(Records)
···

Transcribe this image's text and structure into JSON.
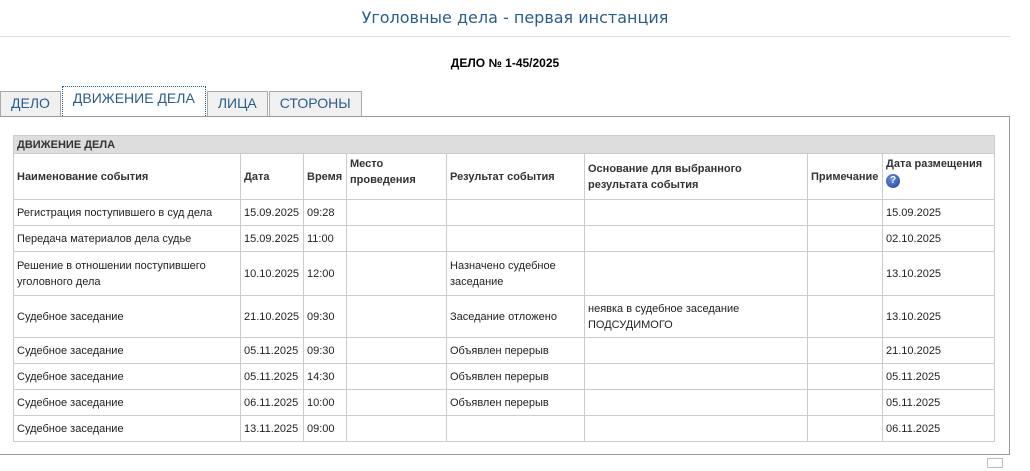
{
  "header": {
    "title": "Уголовные дела - первая инстанция",
    "case_number": "ДЕЛО № 1-45/2025"
  },
  "tabs": [
    {
      "label": "ДЕЛО",
      "active": false
    },
    {
      "label": "ДВИЖЕНИЕ ДЕЛА",
      "active": true
    },
    {
      "label": "ЛИЦА",
      "active": false
    },
    {
      "label": "СТОРОНЫ",
      "active": false
    }
  ],
  "table": {
    "caption": "ДВИЖЕНИЕ ДЕЛА",
    "columns": [
      "Наименование события",
      "Дата",
      "Время",
      "Место проведения",
      "Результат события",
      "Основание для выбранного результата события",
      "Примечание",
      "Дата размещения"
    ],
    "help_icon": "?",
    "rows": [
      [
        "Регистрация поступившего в суд дела",
        "15.09.2025",
        "09:28",
        "",
        "",
        "",
        "",
        "15.09.2025"
      ],
      [
        "Передача материалов дела судье",
        "15.09.2025",
        "11:00",
        "",
        "",
        "",
        "",
        "02.10.2025"
      ],
      [
        "Решение в отношении поступившего уголовного дела",
        "10.10.2025",
        "12:00",
        "",
        "Назначено судебное заседание",
        "",
        "",
        "13.10.2025"
      ],
      [
        "Судебное заседание",
        "21.10.2025",
        "09:30",
        "",
        "Заседание отложено",
        "неявка в судебное заседание ПОДСУДИМОГО",
        "",
        "13.10.2025"
      ],
      [
        "Судебное заседание",
        "05.11.2025",
        "09:30",
        "",
        "Объявлен перерыв",
        "",
        "",
        "21.10.2025"
      ],
      [
        "Судебное заседание",
        "05.11.2025",
        "14:30",
        "",
        "Объявлен перерыв",
        "",
        "",
        "05.11.2025"
      ],
      [
        "Судебное заседание",
        "06.11.2025",
        "10:00",
        "",
        "Объявлен перерыв",
        "",
        "",
        "05.11.2025"
      ],
      [
        "Судебное заседание",
        "13.11.2025",
        "09:00",
        "",
        "",
        "",
        "",
        "06.11.2025"
      ]
    ]
  }
}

···

* Objective: Extract every line that has the string "ДВИЖЕНИЕ" in it.

* Response to this task:
      "label": "ДВИЖЕНИЕ ДЕЛА",
    "caption": "ДВИЖЕНИЕ ДЕЛА",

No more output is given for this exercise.